**Aim**
Identify all lines below that hold "this" and collect them.

**Dataset rows**
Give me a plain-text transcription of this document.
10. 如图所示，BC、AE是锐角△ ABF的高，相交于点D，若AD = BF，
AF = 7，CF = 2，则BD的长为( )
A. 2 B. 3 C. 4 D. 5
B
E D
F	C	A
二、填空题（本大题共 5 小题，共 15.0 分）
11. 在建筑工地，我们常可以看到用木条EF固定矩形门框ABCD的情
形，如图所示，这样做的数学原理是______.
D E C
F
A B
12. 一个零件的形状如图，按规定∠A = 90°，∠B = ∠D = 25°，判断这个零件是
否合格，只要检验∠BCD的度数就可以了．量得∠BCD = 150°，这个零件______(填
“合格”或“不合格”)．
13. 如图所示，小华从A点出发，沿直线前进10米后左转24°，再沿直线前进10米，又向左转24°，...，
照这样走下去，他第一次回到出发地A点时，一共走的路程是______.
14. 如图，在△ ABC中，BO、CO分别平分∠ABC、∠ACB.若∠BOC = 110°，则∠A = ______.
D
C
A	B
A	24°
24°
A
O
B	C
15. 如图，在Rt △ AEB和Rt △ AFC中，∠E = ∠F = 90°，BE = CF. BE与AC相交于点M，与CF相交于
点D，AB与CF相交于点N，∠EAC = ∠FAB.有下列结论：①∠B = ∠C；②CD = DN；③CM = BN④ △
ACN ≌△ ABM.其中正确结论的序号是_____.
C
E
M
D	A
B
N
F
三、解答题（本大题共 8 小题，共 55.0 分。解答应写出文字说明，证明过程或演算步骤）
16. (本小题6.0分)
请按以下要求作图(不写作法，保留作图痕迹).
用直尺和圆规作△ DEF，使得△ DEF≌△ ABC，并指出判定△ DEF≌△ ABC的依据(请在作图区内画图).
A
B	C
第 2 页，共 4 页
==
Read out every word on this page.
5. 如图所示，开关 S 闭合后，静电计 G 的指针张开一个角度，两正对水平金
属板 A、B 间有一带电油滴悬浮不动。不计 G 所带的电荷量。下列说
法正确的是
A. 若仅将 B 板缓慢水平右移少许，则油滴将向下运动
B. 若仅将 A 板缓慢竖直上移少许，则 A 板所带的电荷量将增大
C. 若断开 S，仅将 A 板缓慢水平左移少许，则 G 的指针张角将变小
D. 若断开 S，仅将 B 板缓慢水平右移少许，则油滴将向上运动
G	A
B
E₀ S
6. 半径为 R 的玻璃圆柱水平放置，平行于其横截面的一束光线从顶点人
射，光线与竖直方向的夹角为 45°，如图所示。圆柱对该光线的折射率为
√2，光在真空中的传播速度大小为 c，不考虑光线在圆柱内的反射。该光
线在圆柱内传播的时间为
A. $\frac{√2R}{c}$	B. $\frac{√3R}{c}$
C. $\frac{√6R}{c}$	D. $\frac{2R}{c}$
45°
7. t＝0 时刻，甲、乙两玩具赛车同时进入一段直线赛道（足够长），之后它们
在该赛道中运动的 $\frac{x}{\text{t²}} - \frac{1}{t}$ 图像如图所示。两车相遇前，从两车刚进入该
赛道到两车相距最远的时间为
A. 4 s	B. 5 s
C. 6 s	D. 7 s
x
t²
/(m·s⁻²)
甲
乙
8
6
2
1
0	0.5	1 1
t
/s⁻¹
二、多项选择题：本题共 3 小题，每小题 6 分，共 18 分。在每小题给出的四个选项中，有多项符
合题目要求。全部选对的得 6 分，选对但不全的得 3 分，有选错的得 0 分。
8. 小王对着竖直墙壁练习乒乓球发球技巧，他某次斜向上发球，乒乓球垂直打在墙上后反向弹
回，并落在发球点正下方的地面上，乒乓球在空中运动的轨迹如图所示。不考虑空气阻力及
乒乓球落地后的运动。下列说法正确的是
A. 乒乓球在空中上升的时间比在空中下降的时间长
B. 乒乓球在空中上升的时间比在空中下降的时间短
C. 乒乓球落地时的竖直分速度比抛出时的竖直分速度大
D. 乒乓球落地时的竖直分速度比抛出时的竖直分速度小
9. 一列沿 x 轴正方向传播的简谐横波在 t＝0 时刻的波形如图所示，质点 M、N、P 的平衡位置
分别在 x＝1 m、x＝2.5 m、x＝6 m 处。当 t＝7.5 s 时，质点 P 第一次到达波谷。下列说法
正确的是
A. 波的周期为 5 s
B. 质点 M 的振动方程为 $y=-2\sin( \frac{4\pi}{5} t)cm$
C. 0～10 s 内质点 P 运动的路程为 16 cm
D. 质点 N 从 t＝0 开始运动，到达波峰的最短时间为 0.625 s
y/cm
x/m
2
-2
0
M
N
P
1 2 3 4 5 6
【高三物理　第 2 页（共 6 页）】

**Task response**
Give me a plain-text transcription of this document.
Read out every word on this page.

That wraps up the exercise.